What is expected:
In the guide to sowing cactus seeds below, how many hours of continuous light per day should germinating cactus seedlings get?

Given text:
- Start with a quality cactus soil for best results. It isn’t crucial for it to be cactus specific. A commercially available mix can also be suitable. If you prefer to make a free draining well textured mix yourself, use; one part sand, one part heavy grit, and one part standard potting mix. The goal is to select ingredients with good drainage. Store bought cactus soils do not provide good drainage. if they are to be used the addition of grit would be necessary. Sift out any foreign particulate (rocks, sticks, etc) from the mix while filling your preferred seed sowing chamber.
- Try to select a container that has an opaque base and a transparent top to minimize the growth of algae. Fill the container about 3/4 full. There should be some room between the soil surface and the top of the container for air flow. Do not poke holes in the soil to bury cactus seeds. Adding holes to the bottom of the container is recommended if you’re worried about over saturating the soil. Alternatively, It is also possible to cover the pots used with plastic or polyethylene food wrap as or use food storage containers with lids. Find what works best for you; as long as humidity can be maintained.
- Sow the cactus seeds on the surface of the cactus soil. They can be sown a few mm away from one another. You can sprinkle a light layer of cactus soil over them when done sowing or also opt to use clean sand. The cactus seeds should not be buried any deeper than their width. The idea is to provide a humid environment for the cactus and succulent seeds to germinate in. Condensation on the inside of the container is normal.
- Water the cactus & succulent seed medium very lightly and seal the environment the cactus seedlings will be growing in. Aim is for a moist soil, not water logged soil. Once wet, try not to let the soil dry out. Place the cactus seed container in an area where there is no direct light, cactus seedlings are sensitive and will likely burn from high intensity light. Diffuse sunlight is ideal. Grow lamps can also work. If the seedlings turn red this means the light is to intense. If they begin to stretch, it means the light is to weak. Find a spot for you cactus seedlings where the light isn’t to bright or to dark. The light duration for germinating cactus seedlings should be 12 – 16 hours of continuous light per day.
- Aim for temperatures in the 20°-30°C (86F) range during the day. 25°C is ideal. This is important, and a thermometer is recommended. Too hot is equally bad, and will cook the cactus seedlings. If sealed properly the cacti seedlings will not need to be watered in these early stages for a number of weeks. More so, a bottom heater can be used to aid in cactus seed germination requirements. During the night the temperature should temporarily trend lower.
The greatest proportion of cactus & succulent seed germination will occur in the first 2 – 4 weeks, this is when the strongest seeds will germinate in the greatest numbers. Seedlings will continue to crop up occasionally in the coming months, though, at a decreased rate. Some varieties grow in spurts and can be inconsistent when germinating. By the fourth month it is usually safe to assume all seeds have germinated during the first germination cycle. Cautiously, maintain these humid conditions for three to six months, beginning to slowly acclimatize the cactus seedlings to normal environmental conditions by reducing humidity levels within this timespan.

Data provided:
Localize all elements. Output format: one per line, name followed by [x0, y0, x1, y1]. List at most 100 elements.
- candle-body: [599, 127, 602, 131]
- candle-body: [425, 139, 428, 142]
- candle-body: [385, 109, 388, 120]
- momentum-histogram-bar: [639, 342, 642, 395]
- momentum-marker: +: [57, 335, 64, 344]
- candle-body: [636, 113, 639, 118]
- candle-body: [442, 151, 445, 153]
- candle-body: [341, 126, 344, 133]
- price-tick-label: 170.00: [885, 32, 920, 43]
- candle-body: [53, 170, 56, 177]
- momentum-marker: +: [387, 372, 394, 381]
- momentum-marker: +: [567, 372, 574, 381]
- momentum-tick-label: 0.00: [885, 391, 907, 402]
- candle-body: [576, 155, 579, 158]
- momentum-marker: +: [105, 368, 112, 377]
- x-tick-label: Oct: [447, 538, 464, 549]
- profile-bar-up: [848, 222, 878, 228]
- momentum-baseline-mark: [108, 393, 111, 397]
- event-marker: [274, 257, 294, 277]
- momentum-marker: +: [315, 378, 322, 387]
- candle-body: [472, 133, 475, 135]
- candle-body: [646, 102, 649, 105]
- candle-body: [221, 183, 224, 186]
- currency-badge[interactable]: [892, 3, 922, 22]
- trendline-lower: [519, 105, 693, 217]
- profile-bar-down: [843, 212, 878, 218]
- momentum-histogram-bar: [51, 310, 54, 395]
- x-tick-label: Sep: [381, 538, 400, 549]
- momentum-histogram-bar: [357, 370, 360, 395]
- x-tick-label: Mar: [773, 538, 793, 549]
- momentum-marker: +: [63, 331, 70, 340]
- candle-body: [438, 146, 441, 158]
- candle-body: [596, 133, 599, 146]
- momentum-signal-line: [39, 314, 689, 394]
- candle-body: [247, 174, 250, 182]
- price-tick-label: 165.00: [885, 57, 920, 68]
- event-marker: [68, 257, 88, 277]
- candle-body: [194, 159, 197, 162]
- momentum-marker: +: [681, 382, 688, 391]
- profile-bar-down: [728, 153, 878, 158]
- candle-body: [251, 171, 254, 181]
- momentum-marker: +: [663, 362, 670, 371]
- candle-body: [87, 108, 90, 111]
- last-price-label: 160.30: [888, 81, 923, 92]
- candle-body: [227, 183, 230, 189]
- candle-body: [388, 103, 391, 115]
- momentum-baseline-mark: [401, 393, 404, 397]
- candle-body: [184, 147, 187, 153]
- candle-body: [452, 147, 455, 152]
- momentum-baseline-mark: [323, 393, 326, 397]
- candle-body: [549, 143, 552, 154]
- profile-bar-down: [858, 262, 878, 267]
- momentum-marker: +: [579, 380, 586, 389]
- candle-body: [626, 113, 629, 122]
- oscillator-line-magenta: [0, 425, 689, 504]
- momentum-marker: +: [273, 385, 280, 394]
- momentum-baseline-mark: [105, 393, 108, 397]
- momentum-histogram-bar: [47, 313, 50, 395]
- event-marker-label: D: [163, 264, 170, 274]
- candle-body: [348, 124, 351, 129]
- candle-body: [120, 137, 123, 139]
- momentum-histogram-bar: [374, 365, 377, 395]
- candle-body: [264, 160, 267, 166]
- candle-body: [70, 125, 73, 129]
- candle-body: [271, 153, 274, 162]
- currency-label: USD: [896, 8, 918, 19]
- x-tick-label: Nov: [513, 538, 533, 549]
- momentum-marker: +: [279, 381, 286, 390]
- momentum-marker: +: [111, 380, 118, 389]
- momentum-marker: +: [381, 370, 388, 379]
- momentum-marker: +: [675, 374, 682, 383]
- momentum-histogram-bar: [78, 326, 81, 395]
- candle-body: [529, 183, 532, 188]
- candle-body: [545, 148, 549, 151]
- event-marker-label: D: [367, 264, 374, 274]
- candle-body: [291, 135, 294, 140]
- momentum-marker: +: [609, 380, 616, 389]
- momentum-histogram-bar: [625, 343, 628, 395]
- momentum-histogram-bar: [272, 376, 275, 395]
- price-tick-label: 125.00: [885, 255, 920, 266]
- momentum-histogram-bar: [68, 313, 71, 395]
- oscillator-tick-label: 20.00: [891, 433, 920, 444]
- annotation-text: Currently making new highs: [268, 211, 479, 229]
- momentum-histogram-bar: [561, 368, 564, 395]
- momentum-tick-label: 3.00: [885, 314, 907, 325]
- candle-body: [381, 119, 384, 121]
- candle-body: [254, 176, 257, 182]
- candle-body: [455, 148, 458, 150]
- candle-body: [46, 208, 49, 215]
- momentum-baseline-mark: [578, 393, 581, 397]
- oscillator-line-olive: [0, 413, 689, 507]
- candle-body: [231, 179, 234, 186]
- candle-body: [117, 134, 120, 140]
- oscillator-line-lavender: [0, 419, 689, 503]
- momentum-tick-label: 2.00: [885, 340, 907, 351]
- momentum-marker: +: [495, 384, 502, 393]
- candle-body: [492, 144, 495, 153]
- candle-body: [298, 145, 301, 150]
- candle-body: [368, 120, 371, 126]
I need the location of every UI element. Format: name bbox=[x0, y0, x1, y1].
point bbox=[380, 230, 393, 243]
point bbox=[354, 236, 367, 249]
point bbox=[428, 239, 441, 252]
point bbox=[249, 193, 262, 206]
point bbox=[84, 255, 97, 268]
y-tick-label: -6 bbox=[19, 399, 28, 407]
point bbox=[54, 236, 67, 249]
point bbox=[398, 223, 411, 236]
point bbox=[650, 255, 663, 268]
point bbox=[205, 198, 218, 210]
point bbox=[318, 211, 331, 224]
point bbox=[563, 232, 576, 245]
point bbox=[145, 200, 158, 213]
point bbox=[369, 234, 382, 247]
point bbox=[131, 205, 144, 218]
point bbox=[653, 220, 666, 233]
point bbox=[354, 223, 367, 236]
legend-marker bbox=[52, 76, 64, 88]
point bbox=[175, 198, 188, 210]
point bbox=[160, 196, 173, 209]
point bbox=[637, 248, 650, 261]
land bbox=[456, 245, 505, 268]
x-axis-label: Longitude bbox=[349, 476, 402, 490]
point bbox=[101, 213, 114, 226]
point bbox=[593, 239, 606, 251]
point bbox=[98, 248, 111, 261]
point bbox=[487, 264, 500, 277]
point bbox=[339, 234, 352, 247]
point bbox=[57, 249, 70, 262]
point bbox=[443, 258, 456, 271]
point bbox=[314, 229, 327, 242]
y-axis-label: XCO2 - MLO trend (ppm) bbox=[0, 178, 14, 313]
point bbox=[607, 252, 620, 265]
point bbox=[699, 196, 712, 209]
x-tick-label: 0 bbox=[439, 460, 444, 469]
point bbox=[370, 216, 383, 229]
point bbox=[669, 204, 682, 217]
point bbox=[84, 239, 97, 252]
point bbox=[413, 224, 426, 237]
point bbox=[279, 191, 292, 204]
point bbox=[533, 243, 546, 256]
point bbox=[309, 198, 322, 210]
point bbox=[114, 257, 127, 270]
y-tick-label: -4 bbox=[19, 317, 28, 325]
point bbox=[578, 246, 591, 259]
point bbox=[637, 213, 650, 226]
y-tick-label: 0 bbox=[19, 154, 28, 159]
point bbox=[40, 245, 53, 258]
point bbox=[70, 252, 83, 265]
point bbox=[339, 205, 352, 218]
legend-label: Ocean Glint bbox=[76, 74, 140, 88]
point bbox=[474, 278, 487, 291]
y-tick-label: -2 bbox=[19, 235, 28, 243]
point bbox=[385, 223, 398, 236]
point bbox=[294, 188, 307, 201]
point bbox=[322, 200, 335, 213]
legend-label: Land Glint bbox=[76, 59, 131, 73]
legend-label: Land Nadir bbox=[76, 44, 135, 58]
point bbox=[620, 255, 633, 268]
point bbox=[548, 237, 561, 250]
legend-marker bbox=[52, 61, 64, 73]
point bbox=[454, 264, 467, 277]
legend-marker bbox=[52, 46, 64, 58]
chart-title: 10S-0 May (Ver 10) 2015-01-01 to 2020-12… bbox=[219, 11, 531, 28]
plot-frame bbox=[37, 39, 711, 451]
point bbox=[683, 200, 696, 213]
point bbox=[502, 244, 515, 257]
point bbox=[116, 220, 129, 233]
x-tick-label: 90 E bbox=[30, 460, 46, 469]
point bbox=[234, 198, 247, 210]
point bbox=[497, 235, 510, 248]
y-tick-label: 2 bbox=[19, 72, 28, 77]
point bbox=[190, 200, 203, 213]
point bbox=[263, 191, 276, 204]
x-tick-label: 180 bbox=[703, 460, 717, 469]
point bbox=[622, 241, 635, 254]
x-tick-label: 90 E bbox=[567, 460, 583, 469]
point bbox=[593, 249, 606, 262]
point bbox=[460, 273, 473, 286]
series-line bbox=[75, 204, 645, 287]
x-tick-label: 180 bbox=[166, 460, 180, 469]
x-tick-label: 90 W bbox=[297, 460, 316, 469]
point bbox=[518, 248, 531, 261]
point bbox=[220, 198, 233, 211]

Finished exercise:
They should get 12–16 hours of continuous light per day.